■ **Work to do**: Where a line in the listing below contains the word "label", copy that line.

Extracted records
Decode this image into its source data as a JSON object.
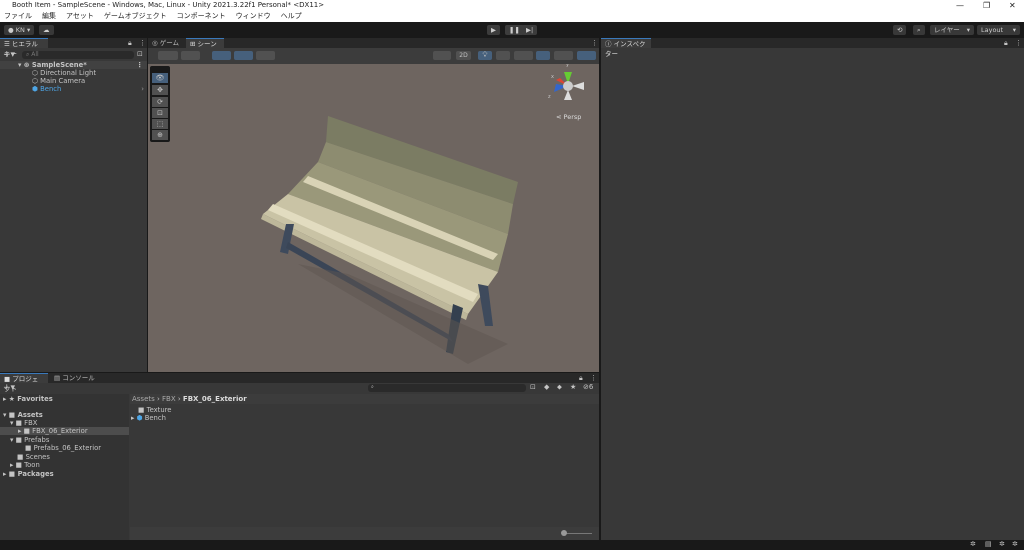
{
  "window": {
    "title": "Booth Item - SampleScene - Windows, Mac, Linux - Unity 2021.3.22f1 Personal* <DX11>"
  },
  "menu": [
    "ファイル",
    "編集",
    "アセット",
    "ゲームオブジェクト",
    "コンポーネント",
    "ウィンドウ",
    "ヘルプ"
  ],
  "toolbar": {
    "account": "KN ▾",
    "layers": "レイヤー",
    "layout": "Layout"
  },
  "hierarchy": {
    "tab": "ヒエラルキー",
    "search_placeholder": "All",
    "scene": "SampleScene*",
    "items": [
      "Directional Light",
      "Main Camera",
      "Bench"
    ]
  },
  "scene_view": {
    "tabs": [
      "ゲーム",
      "シーン"
    ],
    "mode_2d": "2D",
    "persp": "Persp",
    "gizmo_y": "y",
    "gizmo_x": "x",
    "gizmo_z": "z"
  },
  "inspector": {
    "tab": "インスペクター"
  },
  "project": {
    "tabs": [
      "プロジェクト",
      "コンソール"
    ],
    "tree": [
      {
        "label": "Favorites",
        "bold": true
      },
      {
        "label": "Assets",
        "bold": true
      },
      {
        "label": "FBX"
      },
      {
        "label": "FBX_06_Exterior"
      },
      {
        "label": "Prefabs"
      },
      {
        "label": "Prefabs_06_Exterior"
      },
      {
        "label": "Scenes"
      },
      {
        "label": "Toon"
      },
      {
        "label": "Packages",
        "bold": true
      }
    ],
    "breadcrumb": [
      "Assets",
      "FBX",
      "FBX_06_Exterior"
    ],
    "files": [
      "Texture",
      "Bench"
    ],
    "hidden_count": "6"
  },
  "colors": {
    "accent": "#3a79bb",
    "selected": "#2c5d87",
    "bench_link": "#4ea6e6"
  }
}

■ **Solution to this task**:
        "label": "Favorites",
        "label": "Assets",
        "label": "FBX"
        "label": "FBX_06_Exterior"
        "label": "Prefabs"
        "label": "Prefabs_06_Exterior"
        "label": "Scenes"
        "label": "Toon"
        "label": "Packages",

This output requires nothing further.